■ What to work on ■
Return the records that follow, matching each one exactly.

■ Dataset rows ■

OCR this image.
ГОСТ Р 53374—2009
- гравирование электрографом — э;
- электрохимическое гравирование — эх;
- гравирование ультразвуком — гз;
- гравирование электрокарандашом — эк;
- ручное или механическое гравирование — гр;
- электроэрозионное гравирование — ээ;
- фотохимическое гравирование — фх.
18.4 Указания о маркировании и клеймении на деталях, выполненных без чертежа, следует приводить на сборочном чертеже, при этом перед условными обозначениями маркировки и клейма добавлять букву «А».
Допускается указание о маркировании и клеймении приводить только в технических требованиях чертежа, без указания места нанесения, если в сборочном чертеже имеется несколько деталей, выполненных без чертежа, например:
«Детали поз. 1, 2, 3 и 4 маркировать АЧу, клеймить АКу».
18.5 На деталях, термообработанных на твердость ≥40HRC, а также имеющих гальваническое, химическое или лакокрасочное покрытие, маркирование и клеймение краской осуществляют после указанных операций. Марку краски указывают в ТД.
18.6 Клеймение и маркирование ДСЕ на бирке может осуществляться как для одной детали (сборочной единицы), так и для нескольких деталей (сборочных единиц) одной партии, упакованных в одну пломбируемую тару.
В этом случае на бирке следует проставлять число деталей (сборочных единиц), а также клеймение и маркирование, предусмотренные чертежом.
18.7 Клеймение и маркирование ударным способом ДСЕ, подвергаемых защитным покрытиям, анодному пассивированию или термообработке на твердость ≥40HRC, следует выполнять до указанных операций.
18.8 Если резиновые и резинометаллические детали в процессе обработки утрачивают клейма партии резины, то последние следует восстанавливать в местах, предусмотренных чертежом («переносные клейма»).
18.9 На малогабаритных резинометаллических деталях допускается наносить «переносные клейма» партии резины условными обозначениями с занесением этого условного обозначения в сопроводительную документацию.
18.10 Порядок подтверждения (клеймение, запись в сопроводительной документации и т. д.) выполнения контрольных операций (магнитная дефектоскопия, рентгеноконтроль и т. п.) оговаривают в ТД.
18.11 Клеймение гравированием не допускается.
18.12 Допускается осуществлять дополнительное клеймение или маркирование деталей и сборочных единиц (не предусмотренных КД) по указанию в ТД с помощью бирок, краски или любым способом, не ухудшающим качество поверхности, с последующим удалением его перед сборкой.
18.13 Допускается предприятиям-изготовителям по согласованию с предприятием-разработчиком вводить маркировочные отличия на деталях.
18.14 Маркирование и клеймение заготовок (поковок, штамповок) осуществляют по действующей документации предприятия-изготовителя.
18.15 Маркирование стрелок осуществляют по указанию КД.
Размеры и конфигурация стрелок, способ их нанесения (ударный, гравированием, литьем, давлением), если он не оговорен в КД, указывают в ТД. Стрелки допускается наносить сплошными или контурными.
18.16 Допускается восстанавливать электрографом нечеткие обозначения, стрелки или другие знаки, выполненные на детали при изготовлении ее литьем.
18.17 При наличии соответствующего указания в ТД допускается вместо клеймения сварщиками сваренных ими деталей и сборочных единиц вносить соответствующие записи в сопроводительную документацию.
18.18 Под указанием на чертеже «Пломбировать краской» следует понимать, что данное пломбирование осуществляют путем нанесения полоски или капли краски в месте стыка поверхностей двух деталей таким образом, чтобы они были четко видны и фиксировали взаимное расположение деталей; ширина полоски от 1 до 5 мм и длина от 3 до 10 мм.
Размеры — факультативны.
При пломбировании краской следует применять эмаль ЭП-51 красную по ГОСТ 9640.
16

■ Completed task ■
OCR this image.
ГОСТ Р 53374—2009
- гравирование электрографом — э;
- электрохимическое гравирование — эх;
- гравирование ультразвуком — гз;
- гравирование электрокарандашом — эк;
- ручное или механическое гравирование — гр;
- электроэрозионное гравирование — ээ;
- фотохимическое гравирование — фх.
18.4 Указания о маркировании и клеймении на деталях, выполненных без чертежа, следует приводить на сборочном чертеже, при этом перед условными обозначениями маркировки и клейма добавлять букву «А».
Допускается указание о маркировании и клеймении приводить только в технических требованиях чертежа, без указания места нанесения, если в сборочном чертеже имеется несколько деталей, выполненных без чертежа, например:
«Детали поз. 1, 2, 3 и 4 маркировать АЧу, клеймить АКу».
18.5 На деталях, термообработанных на твердость ≥40HRC, а также имеющих гальваническое, химическое или лакокрасочное покрытие, маркирование и клеймение краской осуществляют после указанных операций. Марку краски указывают в ТД.
18.6 Клеймение и маркирование ДСЕ на бирке может осуществляться как для одной детали (сборочной единицы), так и для нескольких деталей (сборочных единиц) одной партии, упакованных в одну пломбируемую тару.
В этом случае на бирке следует проставлять число деталей (сборочных единиц), а также клеймение и маркирование, предусмотренные чертежом.
18.7 Клеймение и маркирование ударным способом ДСЕ, подвергаемых защитным покрытиям, анодному пассивированию или термообработке на твердость ≥40HRC, следует выполнять до указанных операций.
18.8 Если резиновые и резинометаллические детали в процессе обработки утрачивают клейма партии резины, то последние следует восстанавливать в местах, предусмотренных чертежом («переносные клейма»).
18.9 На малогабаритных резинометаллических деталях допускается наносить «переносные клейма» партии резины условными обозначениями с занесением этого условного обозначения в сопроводительную документацию.
18.10 Порядок подтверждения (клеймение, запись в сопроводительной документации и т. д.) выполнения контрольных операций (магнитная дефектоскопия, рентгеноконтроль и т. п.) оговаривают в ТД.
18.11 Клеймение гравированием не допускается.
18.12 Допускается осуществлять дополнительное клеймение или маркирование деталей и сборочных единиц (не предусмотренных КД) по указанию в ТД с помощью бирок, краски или любым способом, не ухудшающим качество поверхности, с последующим удалением его перед сборкой.
18.13 Допускается предприятиям-изготовителям по согласованию с предприятием-разработчиком вводить маркировочные отличия на деталях.
18.14 Маркирование и клеймение заготовок (поковок, штамповок) осуществляют по действующей документации предприятия-изготовителя.
18.15 Маркирование стрелок осуществляют по указанию КД.
Размеры и конфигурация стрелок, способ их нанесения (ударный, гравированием, литьем, давлением), если он не оговорен в КД, указывают в ТД. Стрелки допускается наносить сплошными или контурными.
18.16 Допускается восстанавливать электрографом нечеткие обозначения, стрелки или другие знаки, выполненные на детали при изготовлении ее литьем.
18.17 При наличии соответствующего указания в ТД допускается вместо клеймения сварщиками сваренных ими деталей и сборочных единиц вносить соответствующие записи в сопроводительную документацию.
18.18 Под указанием на чертеже «Пломбировать краской» следует понимать, что данное пломбирование осуществляют путем нанесения полоски или капли краски в месте стыка поверхностей двух деталей таким образом, чтобы они были четко видны и фиксировали взаимное расположение деталей; ширина полоски от 1 до 5 мм и длина от 3 до 10 мм.
Размеры — факультативны.
При пломбировании краской следует применять эмаль ЭП-51 красную по ГОСТ 9640.
16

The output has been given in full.